Data extract:
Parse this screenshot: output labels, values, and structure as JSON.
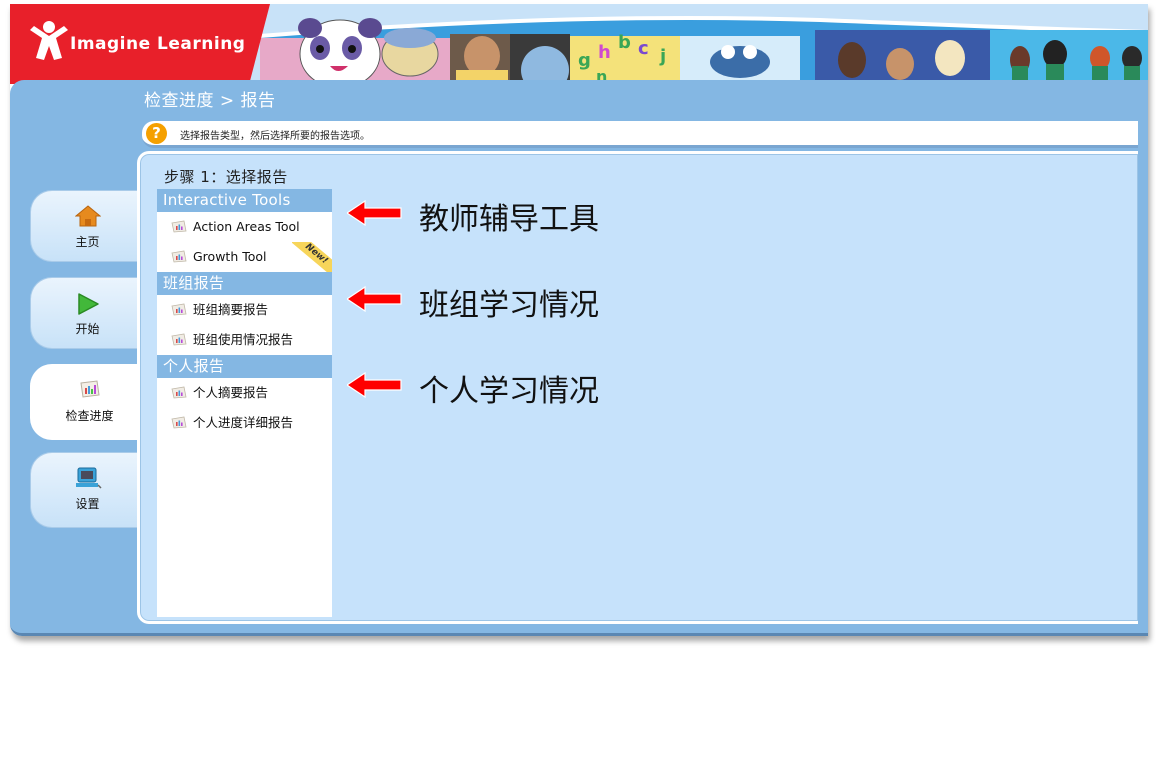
{
  "brand": {
    "name": "Imagine Learning"
  },
  "breadcrumb": "检查进度 > 报告",
  "hint": {
    "icon": "question-icon",
    "icon_glyph": "?",
    "text": "选择报告类型，然后选择所要的报告选项。"
  },
  "nav": [
    {
      "id": "home",
      "label": "主页",
      "icon": "home-icon",
      "active": false
    },
    {
      "id": "start",
      "label": "开始",
      "icon": "play-icon",
      "active": false
    },
    {
      "id": "progress",
      "label": "检查进度",
      "icon": "chart-icon",
      "active": true
    },
    {
      "id": "settings",
      "label": "设置",
      "icon": "computer-icon",
      "active": false
    }
  ],
  "step": {
    "title": "步骤 1：选择报告"
  },
  "reports": {
    "sections": [
      {
        "heading": "Interactive Tools",
        "items": [
          {
            "label": "Action Areas Tool"
          },
          {
            "label": "Growth Tool",
            "badge": "New!"
          }
        ]
      },
      {
        "heading": "班组报告",
        "items": [
          {
            "label": "班组摘要报告"
          },
          {
            "label": "班组使用情况报告"
          }
        ]
      },
      {
        "heading": "个人报告",
        "items": [
          {
            "label": "个人摘要报告"
          },
          {
            "label": "个人进度详细报告"
          }
        ]
      }
    ]
  },
  "annotations": [
    {
      "text": "教师辅导工具",
      "color": "#ff0000"
    },
    {
      "text": "班组学习情况",
      "color": "#ff0000"
    },
    {
      "text": "个人学习情况",
      "color": "#ff0000"
    }
  ],
  "colors": {
    "brand_red": "#e8202a",
    "frame_blue": "#84b7e3",
    "panel_blue": "#c6e2fb",
    "hint_orange": "#f5a000"
  }
}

Exercise: The listing above needs to be output again exactly. Don't include the pictures.

Answer to the task:
Parse this screenshot: output labels, values, and structure as JSON.
{
  "brand": {
    "name": "Imagine Learning"
  },
  "breadcrumb": "检查进度 > 报告",
  "hint": {
    "icon": "question-icon",
    "icon_glyph": "?",
    "text": "选择报告类型，然后选择所要的报告选项。"
  },
  "nav": [
    {
      "id": "home",
      "label": "主页",
      "icon": "home-icon",
      "active": false
    },
    {
      "id": "start",
      "label": "开始",
      "icon": "play-icon",
      "active": false
    },
    {
      "id": "progress",
      "label": "检查进度",
      "icon": "chart-icon",
      "active": true
    },
    {
      "id": "settings",
      "label": "设置",
      "icon": "computer-icon",
      "active": false
    }
  ],
  "step": {
    "title": "步骤 1：选择报告"
  },
  "reports": {
    "sections": [
      {
        "heading": "Interactive Tools",
        "items": [
          {
            "label": "Action Areas Tool"
          },
          {
            "label": "Growth Tool",
            "badge": "New!"
          }
        ]
      },
      {
        "heading": "班组报告",
        "items": [
          {
            "label": "班组摘要报告"
          },
          {
            "label": "班组使用情况报告"
          }
        ]
      },
      {
        "heading": "个人报告",
        "items": [
          {
            "label": "个人摘要报告"
          },
          {
            "label": "个人进度详细报告"
          }
        ]
      }
    ]
  },
  "annotations": [
    {
      "text": "教师辅导工具",
      "color": "#ff0000"
    },
    {
      "text": "班组学习情况",
      "color": "#ff0000"
    },
    {
      "text": "个人学习情况",
      "color": "#ff0000"
    }
  ],
  "colors": {
    "brand_red": "#e8202a",
    "frame_blue": "#84b7e3",
    "panel_blue": "#c6e2fb",
    "hint_orange": "#f5a000"
  }
}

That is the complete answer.